**Task goal:**
Read the records below and copy each line that contains "aceto".

**Extracted entries:**
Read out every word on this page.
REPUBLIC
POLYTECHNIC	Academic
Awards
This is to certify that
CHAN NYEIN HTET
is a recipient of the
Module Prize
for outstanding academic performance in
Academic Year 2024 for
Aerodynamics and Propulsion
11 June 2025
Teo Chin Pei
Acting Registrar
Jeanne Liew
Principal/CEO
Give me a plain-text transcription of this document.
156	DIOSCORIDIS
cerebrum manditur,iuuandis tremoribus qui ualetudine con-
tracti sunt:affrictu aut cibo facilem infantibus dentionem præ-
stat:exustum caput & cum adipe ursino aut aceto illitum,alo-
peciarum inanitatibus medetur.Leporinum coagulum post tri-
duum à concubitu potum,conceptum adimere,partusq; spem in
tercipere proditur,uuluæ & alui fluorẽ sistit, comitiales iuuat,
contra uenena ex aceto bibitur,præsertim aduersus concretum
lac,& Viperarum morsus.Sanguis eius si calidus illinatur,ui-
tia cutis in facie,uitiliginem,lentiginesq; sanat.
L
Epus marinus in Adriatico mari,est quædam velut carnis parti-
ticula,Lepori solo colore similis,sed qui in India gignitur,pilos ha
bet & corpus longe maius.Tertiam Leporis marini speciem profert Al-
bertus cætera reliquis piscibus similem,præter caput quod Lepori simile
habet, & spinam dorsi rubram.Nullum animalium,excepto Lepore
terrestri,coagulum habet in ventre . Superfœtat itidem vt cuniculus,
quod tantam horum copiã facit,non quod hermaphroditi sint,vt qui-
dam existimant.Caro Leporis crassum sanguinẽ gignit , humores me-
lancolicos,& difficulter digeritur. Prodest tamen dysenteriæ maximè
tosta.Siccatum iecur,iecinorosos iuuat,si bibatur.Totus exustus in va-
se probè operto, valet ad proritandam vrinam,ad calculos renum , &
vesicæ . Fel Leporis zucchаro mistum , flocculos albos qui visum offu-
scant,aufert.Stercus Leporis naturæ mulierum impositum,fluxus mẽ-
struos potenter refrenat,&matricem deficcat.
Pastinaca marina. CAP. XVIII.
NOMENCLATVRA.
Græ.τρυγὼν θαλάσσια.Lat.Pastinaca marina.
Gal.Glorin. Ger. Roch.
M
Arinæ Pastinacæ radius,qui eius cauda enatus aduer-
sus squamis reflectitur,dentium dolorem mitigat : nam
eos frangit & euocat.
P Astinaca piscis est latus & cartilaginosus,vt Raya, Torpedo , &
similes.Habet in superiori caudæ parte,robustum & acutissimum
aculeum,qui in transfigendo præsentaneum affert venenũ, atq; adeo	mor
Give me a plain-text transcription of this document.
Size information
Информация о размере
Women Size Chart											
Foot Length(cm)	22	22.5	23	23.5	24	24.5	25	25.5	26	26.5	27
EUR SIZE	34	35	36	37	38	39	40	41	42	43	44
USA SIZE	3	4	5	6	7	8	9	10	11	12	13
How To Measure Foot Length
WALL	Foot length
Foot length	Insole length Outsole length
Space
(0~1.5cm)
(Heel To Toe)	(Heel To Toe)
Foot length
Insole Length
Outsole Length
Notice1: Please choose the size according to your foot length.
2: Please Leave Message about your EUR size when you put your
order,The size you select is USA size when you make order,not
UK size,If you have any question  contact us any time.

**Written answer:**
stat:exustum caput & cum adipe ursino aut aceto illitum,alo-
contra uenena ex aceto bibitur,præsertim aduersus concretum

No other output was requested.